[The task]: All records are to be retyped faithfully and completely.

[Given entries]:
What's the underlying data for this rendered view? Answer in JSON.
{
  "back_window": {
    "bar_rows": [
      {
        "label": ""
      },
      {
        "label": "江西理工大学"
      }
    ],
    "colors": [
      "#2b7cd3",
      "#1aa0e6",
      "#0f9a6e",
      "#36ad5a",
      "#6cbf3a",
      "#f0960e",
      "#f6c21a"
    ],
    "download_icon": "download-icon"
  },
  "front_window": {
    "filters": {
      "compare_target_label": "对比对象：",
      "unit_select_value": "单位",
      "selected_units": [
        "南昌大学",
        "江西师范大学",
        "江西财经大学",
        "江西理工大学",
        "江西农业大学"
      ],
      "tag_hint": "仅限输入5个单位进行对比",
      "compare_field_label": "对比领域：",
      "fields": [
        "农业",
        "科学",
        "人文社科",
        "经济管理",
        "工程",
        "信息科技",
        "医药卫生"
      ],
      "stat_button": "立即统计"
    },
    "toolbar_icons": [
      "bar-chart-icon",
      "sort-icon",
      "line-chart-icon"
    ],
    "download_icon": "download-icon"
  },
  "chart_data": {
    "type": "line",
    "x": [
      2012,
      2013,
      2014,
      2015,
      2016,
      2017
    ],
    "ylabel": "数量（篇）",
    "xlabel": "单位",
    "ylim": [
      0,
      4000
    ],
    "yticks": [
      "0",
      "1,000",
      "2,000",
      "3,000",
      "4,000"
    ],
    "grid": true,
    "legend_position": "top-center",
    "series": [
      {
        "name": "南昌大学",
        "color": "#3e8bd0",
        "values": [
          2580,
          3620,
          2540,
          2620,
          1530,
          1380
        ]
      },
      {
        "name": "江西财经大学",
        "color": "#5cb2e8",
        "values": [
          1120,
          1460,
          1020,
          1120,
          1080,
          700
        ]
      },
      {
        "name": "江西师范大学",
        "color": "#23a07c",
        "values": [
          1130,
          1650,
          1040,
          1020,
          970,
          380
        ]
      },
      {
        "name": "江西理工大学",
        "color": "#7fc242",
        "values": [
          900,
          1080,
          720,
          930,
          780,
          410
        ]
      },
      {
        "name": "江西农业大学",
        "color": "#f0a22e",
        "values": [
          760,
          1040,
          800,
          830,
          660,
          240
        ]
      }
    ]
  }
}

[Finished answer]:
What's the underlying data for this rendered view? Answer in JSON.
{
  "back_window": {
    "bar_rows": [
      {
        "label": ""
      },
      {
        "label": "江西理工大学"
      }
    ],
    "colors": [
      "#2b7cd3",
      "#1aa0e6",
      "#0f9a6e",
      "#36ad5a",
      "#6cbf3a",
      "#f0960e",
      "#f6c21a"
    ],
    "download_icon": "download-icon"
  },
  "front_window": {
    "filters": {
      "compare_target_label": "对比对象：",
      "unit_select_value": "单位",
      "selected_units": [
        "南昌大学",
        "江西师范大学",
        "江西财经大学",
        "江西理工大学",
        "江西农业大学"
      ],
      "tag_hint": "仅限输入5个单位进行对比",
      "compare_field_label": "对比领域：",
      "fields": [
        "农业",
        "科学",
        "人文社科",
        "经济管理",
        "工程",
        "信息科技",
        "医药卫生"
      ],
      "stat_button": "立即统计"
    },
    "toolbar_icons": [
      "bar-chart-icon",
      "sort-icon",
      "line-chart-icon"
    ],
    "download_icon": "download-icon"
  },
  "chart_data": {
    "type": "line",
    "x": [
      2012,
      2013,
      2014,
      2015,
      2016,
      2017
    ],
    "ylabel": "数量（篇）",
    "xlabel": "单位",
    "ylim": [
      0,
      4000
    ],
    "yticks": [
      "0",
      "1,000",
      "2,000",
      "3,000",
      "4,000"
    ],
    "grid": true,
    "legend_position": "top-center",
    "series": [
      {
        "name": "南昌大学",
        "color": "#3e8bd0",
        "values": [
          2580,
          3620,
          2540,
          2620,
          1530,
          1380
        ]
      },
      {
        "name": "江西财经大学",
        "color": "#5cb2e8",
        "values": [
          1120,
          1460,
          1020,
          1120,
          1080,
          700
        ]
      },
      {
        "name": "江西师范大学",
        "color": "#23a07c",
        "values": [
          1130,
          1650,
          1040,
          1020,
          970,
          380
        ]
      },
      {
        "name": "江西理工大学",
        "color": "#7fc242",
        "values": [
          900,
          1080,
          720,
          930,
          780,
          410
        ]
      },
      {
        "name": "江西农业大学",
        "color": "#f0a22e",
        "values": [
          760,
          1040,
          800,
          830,
          660,
          240
        ]
      }
    ]
  }
}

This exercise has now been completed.